Stored data:
────

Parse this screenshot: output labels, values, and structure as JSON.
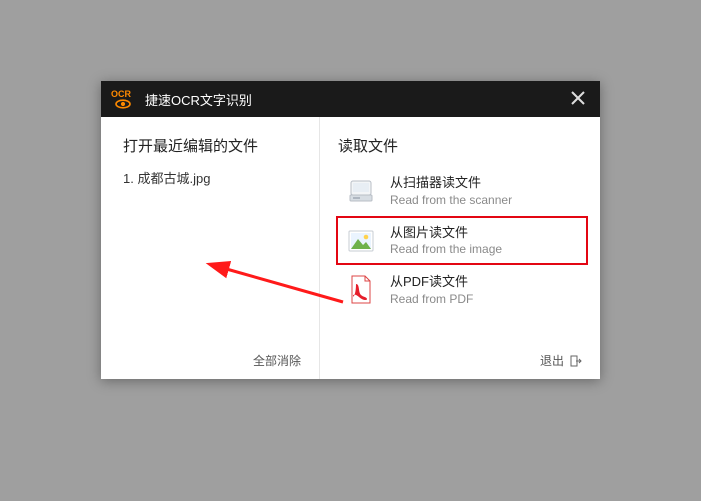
{
  "titlebar": {
    "logo_text": "OCR",
    "title": "捷速OCR文字识别"
  },
  "left": {
    "heading": "打开最近编辑的文件",
    "items": [
      {
        "index": "1.",
        "name": "成都古城.jpg"
      }
    ],
    "clear_all": "全部消除"
  },
  "right": {
    "heading": "读取文件",
    "options": [
      {
        "icon": "scanner-icon",
        "cn": "从扫描器读文件",
        "en": "Read from the scanner",
        "highlight": false
      },
      {
        "icon": "image-icon",
        "cn": "从图片读文件",
        "en": "Read from the image",
        "highlight": true
      },
      {
        "icon": "pdf-icon",
        "cn": "从PDF读文件",
        "en": "Read from PDF",
        "highlight": false
      }
    ],
    "exit": "退出"
  }
}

────

• **Challenge**
Leave the pictures out and copy the rest of the data exactly.

• **Result of the task**
Parse this screenshot: output labels, values, and structure as JSON.
{
  "titlebar": {
    "logo_text": "OCR",
    "title": "捷速OCR文字识别"
  },
  "left": {
    "heading": "打开最近编辑的文件",
    "items": [
      {
        "index": "1.",
        "name": "成都古城.jpg"
      }
    ],
    "clear_all": "全部消除"
  },
  "right": {
    "heading": "读取文件",
    "options": [
      {
        "icon": "scanner-icon",
        "cn": "从扫描器读文件",
        "en": "Read from the scanner",
        "highlight": false
      },
      {
        "icon": "image-icon",
        "cn": "从图片读文件",
        "en": "Read from the image",
        "highlight": true
      },
      {
        "icon": "pdf-icon",
        "cn": "从PDF读文件",
        "en": "Read from PDF",
        "highlight": false
      }
    ],
    "exit": "退出"
  }
}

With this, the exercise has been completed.